**Aim**: All the data should be repeated exactly. Any image in it is left out.

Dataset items
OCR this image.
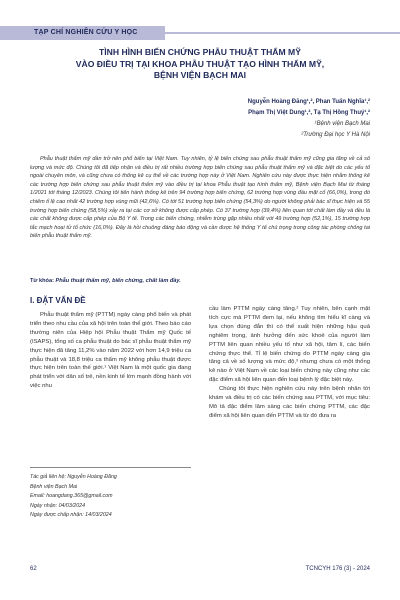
TẠP CHÍ NGHIÊN CỨU Y HỌC
TÌNH HÌNH BIẾN CHỨNG PHẪU THUẬT THẨM MỸ
VÀO ĐIỀU TRỊ TẠI KHOA PHẪU THUẬT TẠO HÌNH THẨM MỸ,
BỆNH VIỆN BẠCH MAI
Nguyễn Hoàng Đăng¹,², Phan Tuấn Nghĩa¹,²
Phạm Thị Việt Dung¹,², Tạ Thị Hồng Thuý¹,²
¹Bệnh viện Bạch Mai
²Trường Đại học Y Hà Nội

Phẫu thuật thẩm mỹ dần trở nên phổ biến tại Việt Nam. Tuy nhiên, tỷ lệ biến chứng sau phẫu thuật thẩm mỹ cũng gia tăng về cả số lượng và mức độ. Chúng tôi đã tiếp nhận và điều trị rất nhiều trường hợp biến chứng sau phẫu thuật thẩm mỹ và đặc biệt do các yếu tố ngoài chuyên môn, và cũng chưa có thống kê cụ thể về các trường hợp này ở Việt Nam. Nghiên cứu này được thực hiện nhằm thống kê các trường hợp biến chứng sau phẫu thuật thẩm mỹ vào điều trị tại khoa Phẫu thuật tạo hình thẩm mỹ, Bệnh viện Bạch Mai từ tháng 1/2021 tới tháng 12/2023. Chúng tôi tiến hành thống kê trên 94 trường hợp biến chứng, 62 trường hợp vùng đầu mặt cổ (66,0%), trong đó chiếm tỉ lệ cao nhất 42 trường hợp vùng mũi (42,6%). Có tới 51 trường hợp biến chứng (54,3%) do người không phải bác sĩ thực hiện và 55 trường hợp biến chứng (58,5%) xảy ra tại các cơ sở không được cấp phép. Có 37 trường hợp (39,4%) liên quan tới chất làm đầy và đều là các chất không được cấp phép của Bộ Y tế. Trong các biến chứng, nhiễm trùng gặp nhiều nhất với 49 trường hợp (52,1%), 15 trường hợp tắc mạch hoại tử tổ chức (16,0%). Đây là hồi chuông đáng báo động và cần được hệ thống Y tế chú trọng trong công tác phòng chống tai biến phẫu thuật thẩm mỹ.

Từ khóa: Phẫu thuật thẩm mỹ, biến chứng, chất làm đầy.
I. ĐẶT VẤN ĐỀ

Phẫu thuật thẩm mỹ (PTTM) ngày càng phổ biến và phát triển theo nhu cầu của xã hội trên toàn thế giới. Theo báo cáo thường niên của Hiệp hội Phẫu thuật Thẩm mỹ Quốc tế (ISAPS), tổng số ca phẫu thuật do bác sĩ phẫu thuật thẩm mỹ thực hiện đã tăng 11,2% vào năm 2022 với hơn 14,9 triệu ca phẫu thuật và 18,8 triệu ca thẩm mỹ không phẫu thuật được thực hiện trên toàn thế giới.¹ Việt Nam là một quốc gia đang phát triển với dân số trẻ, nền kinh tế lớn mạnh đồng hành với việc nhu

cầu làm PTTM ngày càng tăng.² Tuy nhiên, bên cạnh mặt tích cực mà PTTM đem lại, nếu không tìm hiểu kĩ càng và lựa chọn đúng đắn thì có thể xuất hiện những hậu quả nghiêm trọng, ảnh hưởng đến sức khoẻ của người làm PTTM liên quan nhiều yếu tố như xã hội, tâm lí, các biến chứng thực thể. Tỉ lệ biến chứng do PTTM ngày càng gia tăng cả về số lượng và mức độ,³ nhưng chưa có một thống kê nào ở Việt Nam về các loại biến chứng này cũng như các đặc điểm xã hội liên quan đến loại bệnh lý đặc biệt này.

Chúng tôi thực hiện nghiên cứu này trên bệnh nhân tới khám và điều trị có các biến chứng sau PTTM, với mục tiêu: Mô tả đặc điểm lâm sàng các biến chứng PTTM, các đặc điểm xã hội liên quan đến PTTM và từ đó đưa ra

Tác giả liên hệ: Nguyễn Hoàng Đăng
Bệnh viện Bạch Mai
Email: hoangdang.365@gmail.com
Ngày nhận: 04/03/2024
Ngày được chấp nhận: 14/03/2024
62	TCNCYH 176 (3) - 2024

**Solution to the exercise**:
OCR this image.
TẠP CHÍ NGHIÊN CỨU Y HỌC
TÌNH HÌNH BIẾN CHỨNG PHẪU THUẬT THẨM MỸ
VÀO ĐIỀU TRỊ TẠI KHOA PHẪU THUẬT TẠO HÌNH THẨM MỸ,
BỆNH VIỆN BẠCH MAI
Nguyễn Hoàng Đăng¹,², Phan Tuấn Nghĩa¹,²
Phạm Thị Việt Dung¹,², Tạ Thị Hồng Thuý¹,²
¹Bệnh viện Bạch Mai
²Trường Đại học Y Hà Nội

Phẫu thuật thẩm mỹ dần trở nên phổ biến tại Việt Nam. Tuy nhiên, tỷ lệ biến chứng sau phẫu thuật thẩm mỹ cũng gia tăng về cả số lượng và mức độ. Chúng tôi đã tiếp nhận và điều trị rất nhiều trường hợp biến chứng sau phẫu thuật thẩm mỹ và đặc biệt do các yếu tố ngoài chuyên môn, và cũng chưa có thống kê cụ thể về các trường hợp này ở Việt Nam. Nghiên cứu này được thực hiện nhằm thống kê các trường hợp biến chứng sau phẫu thuật thẩm mỹ vào điều trị tại khoa Phẫu thuật tạo hình thẩm mỹ, Bệnh viện Bạch Mai từ tháng 1/2021 tới tháng 12/2023. Chúng tôi tiến hành thống kê trên 94 trường hợp biến chứng, 62 trường hợp vùng đầu mặt cổ (66,0%), trong đó chiếm tỉ lệ cao nhất 42 trường hợp vùng mũi (42,6%). Có tới 51 trường hợp biến chứng (54,3%) do người không phải bác sĩ thực hiện và 55 trường hợp biến chứng (58,5%) xảy ra tại các cơ sở không được cấp phép. Có 37 trường hợp (39,4%) liên quan tới chất làm đầy và đều là các chất không được cấp phép của Bộ Y tế. Trong các biến chứng, nhiễm trùng gặp nhiều nhất với 49 trường hợp (52,1%), 15 trường hợp tắc mạch hoại tử tổ chức (16,0%). Đây là hồi chuông đáng báo động và cần được hệ thống Y tế chú trọng trong công tác phòng chống tai biến phẫu thuật thẩm mỹ.

Từ khóa: Phẫu thuật thẩm mỹ, biến chứng, chất làm đầy.
I. ĐẶT VẤN ĐỀ

Phẫu thuật thẩm mỹ (PTTM) ngày càng phổ biến và phát triển theo nhu cầu của xã hội trên toàn thế giới. Theo báo cáo thường niên của Hiệp hội Phẫu thuật Thẩm mỹ Quốc tế (ISAPS), tổng số ca phẫu thuật do bác sĩ phẫu thuật thẩm mỹ thực hiện đã tăng 11,2% vào năm 2022 với hơn 14,9 triệu ca phẫu thuật và 18,8 triệu ca thẩm mỹ không phẫu thuật được thực hiện trên toàn thế giới.¹ Việt Nam là một quốc gia đang phát triển với dân số trẻ, nền kinh tế lớn mạnh đồng hành với việc nhu

cầu làm PTTM ngày càng tăng.² Tuy nhiên, bên cạnh mặt tích cực mà PTTM đem lại, nếu không tìm hiểu kĩ càng và lựa chọn đúng đắn thì có thể xuất hiện những hậu quả nghiêm trọng, ảnh hưởng đến sức khoẻ của người làm PTTM liên quan nhiều yếu tố như xã hội, tâm lí, các biến chứng thực thể. Tỉ lệ biến chứng do PTTM ngày càng gia tăng cả về số lượng và mức độ,³ nhưng chưa có một thống kê nào ở Việt Nam về các loại biến chứng này cũng như các đặc điểm xã hội liên quan đến loại bệnh lý đặc biệt này.

Chúng tôi thực hiện nghiên cứu này trên bệnh nhân tới khám và điều trị có các biến chứng sau PTTM, với mục tiêu: Mô tả đặc điểm lâm sàng các biến chứng PTTM, các đặc điểm xã hội liên quan đến PTTM và từ đó đưa ra

Tác giả liên hệ: Nguyễn Hoàng Đăng
Bệnh viện Bạch Mai
Email: hoangdang.365@gmail.com
Ngày nhận: 04/03/2024
Ngày được chấp nhận: 14/03/2024
62	TCNCYH 176 (3) - 2024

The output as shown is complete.